§ **Excerpt provided**:

World-Building Minutiae, Glass, and Russian Dolls
Suhail: Some world-building details he slips in almost as afterthought clues. There was a 200 Years Ward. Only 0.2% of Earth’s population survived. We live in these glass cities away from the overgrown wastelands beyond. There are 10 million citizens in OneState, that’s all that’s left of humanity. (Not counting the hairy savages living outside the Green Wall (glass barrier containing the city.) Also, a detail about naming the Numbers: males get consonants, females get vowels.
Chris: The world building thread of glass. Why all this glass? There’s glass everywhere.
Suhail: The symbolic transparency of human life, the state seeing everything and everyone through all neighbors spying on each other.
Meg: This seemed to me an antecedent to the generational starship trope in science fiction that followed this. The INTEGRAL is a kind of generational starship. A ship that arrives at its destination piloted by the grandchildren or great-grandchildren of the original passengers. So the ship has to be able to sustain itself for centuries.

§ **Your tasks**:
1 > According to the world-building discussion, how many citizens are there in OneState?
2 > Please count the lines of the listing that contain the string "elements", treating case as significant, and give only the number.
The listing below is unrelated to the world-building discussion.

§ **Entries provided**:
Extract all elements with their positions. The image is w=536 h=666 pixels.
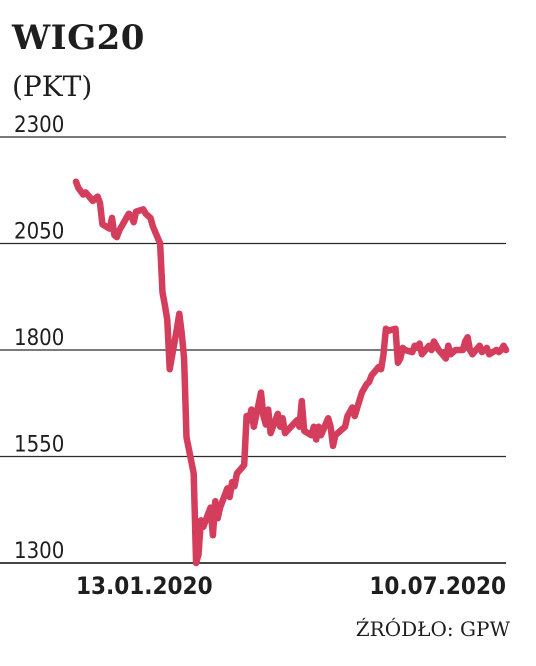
x-tick-label: 10.07.2020 [369,572,506,600]
series-line-wig20 [72,178,510,567]
y-tick-label: 1300 [14,539,64,564]
y-tick-label: 1800 [14,326,64,351]
series-layer [72,178,510,567]
chart-title: WIG20 [12,18,145,58]
y-tick-label: 1550 [14,433,64,458]
source-note: ŹRÓDŁO: GPW [355,617,510,641]
x-axis-tick-labels: 13.01.2020 10.07.2020 [76,572,506,600]
chart-unit-label: (PKT) [12,70,93,103]
y-tick-label: 2300 [14,113,64,138]
y-axis-tick-labels: 2300 2050 1800 1550 1300 [14,113,64,564]
y-tick-label: 2050 [14,220,64,245]
x-tick-label: 13.01.2020 [76,572,213,600]
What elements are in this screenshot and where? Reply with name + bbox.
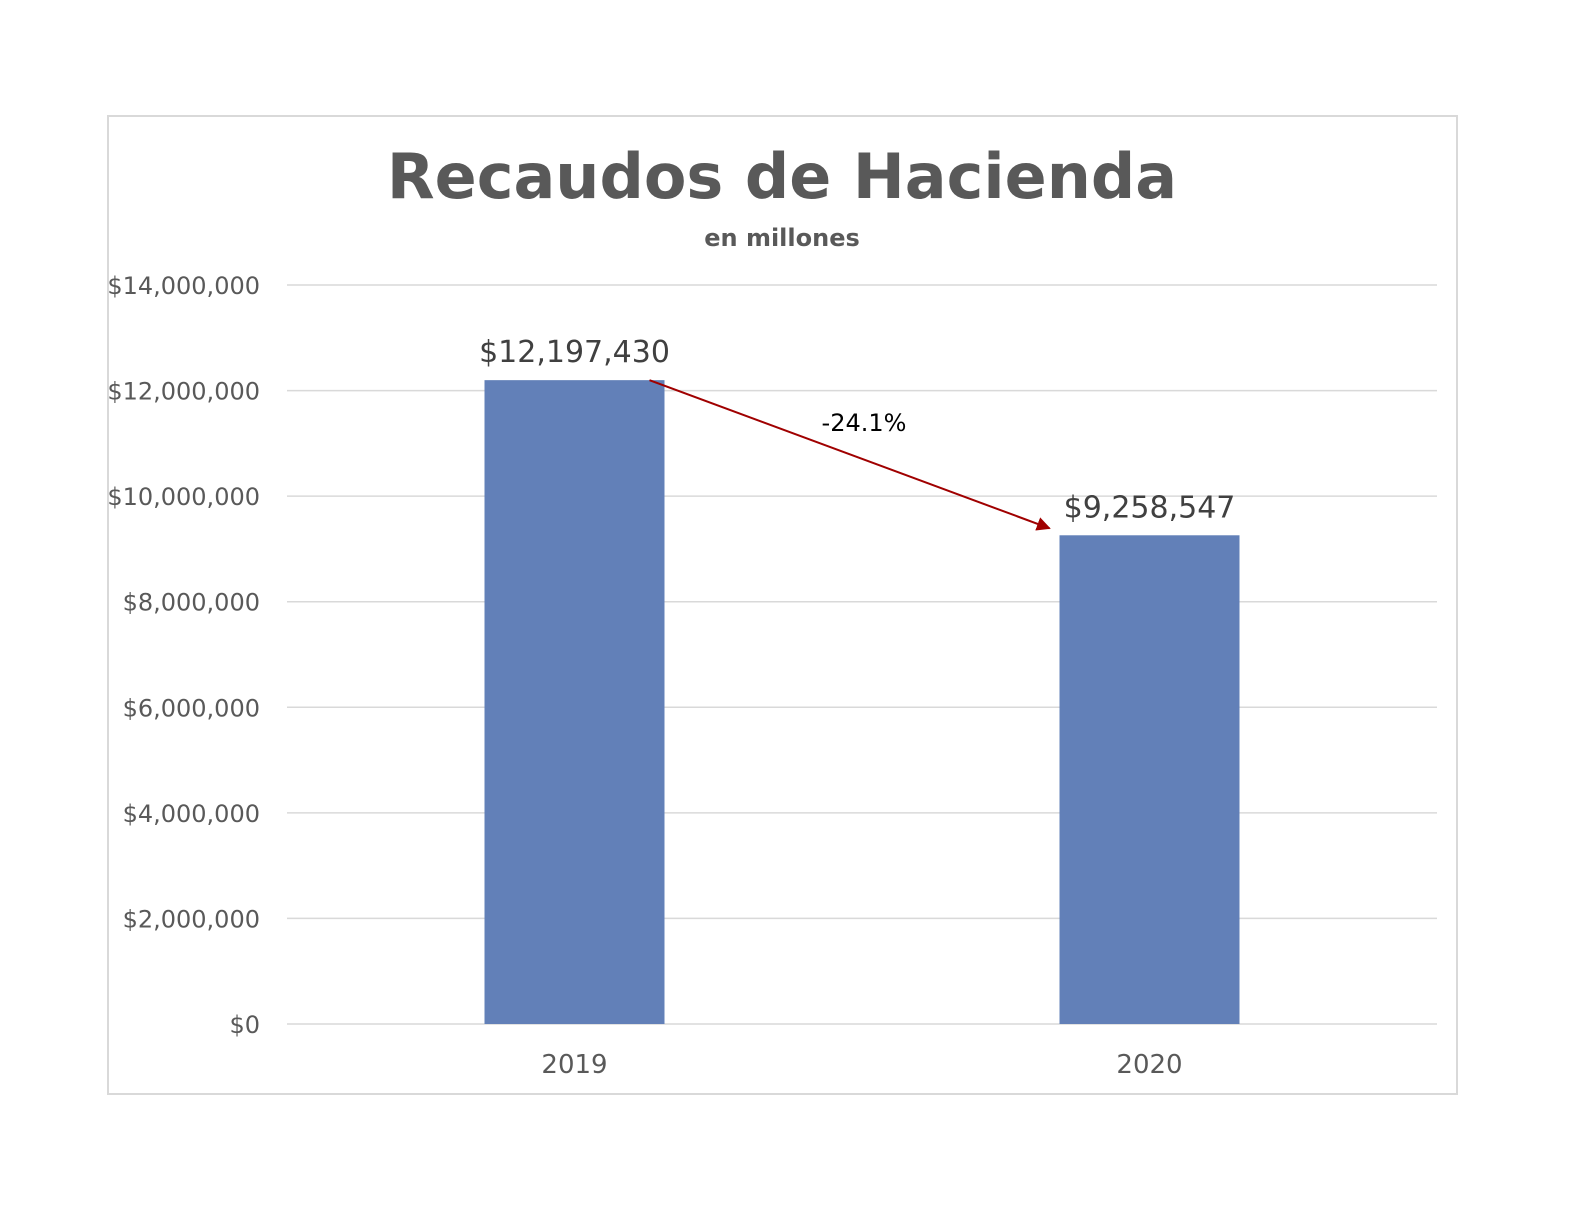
y-tick-label: $4,000,000 bbox=[123, 800, 260, 828]
change-annotation: -24.1% bbox=[649, 379, 1051, 531]
x-axis-ticks: 2019 2020 bbox=[541, 1050, 1182, 1080]
y-tick-label: $12,000,000 bbox=[107, 378, 260, 406]
x-tick-label: 2019 bbox=[541, 1050, 607, 1080]
bar-2019 bbox=[484, 380, 665, 1025]
change-percent-label: -24.1% bbox=[822, 409, 907, 437]
y-tick-label: $14,000,000 bbox=[107, 272, 260, 300]
gridlines bbox=[287, 284, 1437, 1025]
data-labels: $12,197,430 $9,258,547 bbox=[479, 335, 1235, 525]
y-tick-label: $0 bbox=[229, 1011, 260, 1039]
y-tick-label: $8,000,000 bbox=[123, 589, 260, 617]
y-axis-ticks: $0 $2,000,000 $4,000,000 $6,000,000 $8,000,0… bbox=[107, 272, 260, 1039]
change-arrow bbox=[649, 379, 1051, 531]
x-tick-label: 2020 bbox=[1116, 1050, 1182, 1080]
chart-subtitle: en millones bbox=[704, 224, 860, 252]
bar-2020 bbox=[1059, 535, 1240, 1024]
y-tick-label: $6,000,000 bbox=[123, 694, 260, 722]
y-tick-label: $10,000,000 bbox=[107, 483, 260, 511]
bars bbox=[484, 380, 1240, 1025]
chart-title: Recaudos de Hacienda bbox=[387, 140, 1177, 213]
data-label: $12,197,430 bbox=[479, 335, 670, 370]
data-label: $9,258,547 bbox=[1064, 490, 1236, 525]
y-tick-label: $2,000,000 bbox=[123, 905, 260, 933]
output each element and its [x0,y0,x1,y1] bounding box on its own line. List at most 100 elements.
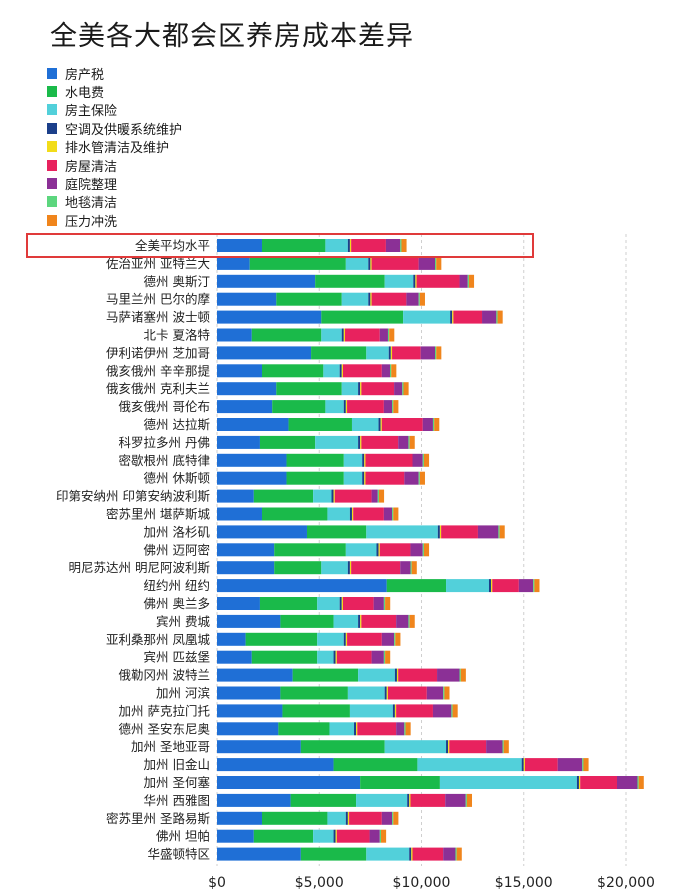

§ **Completed exercise**:
1 > 10 million

2 > 3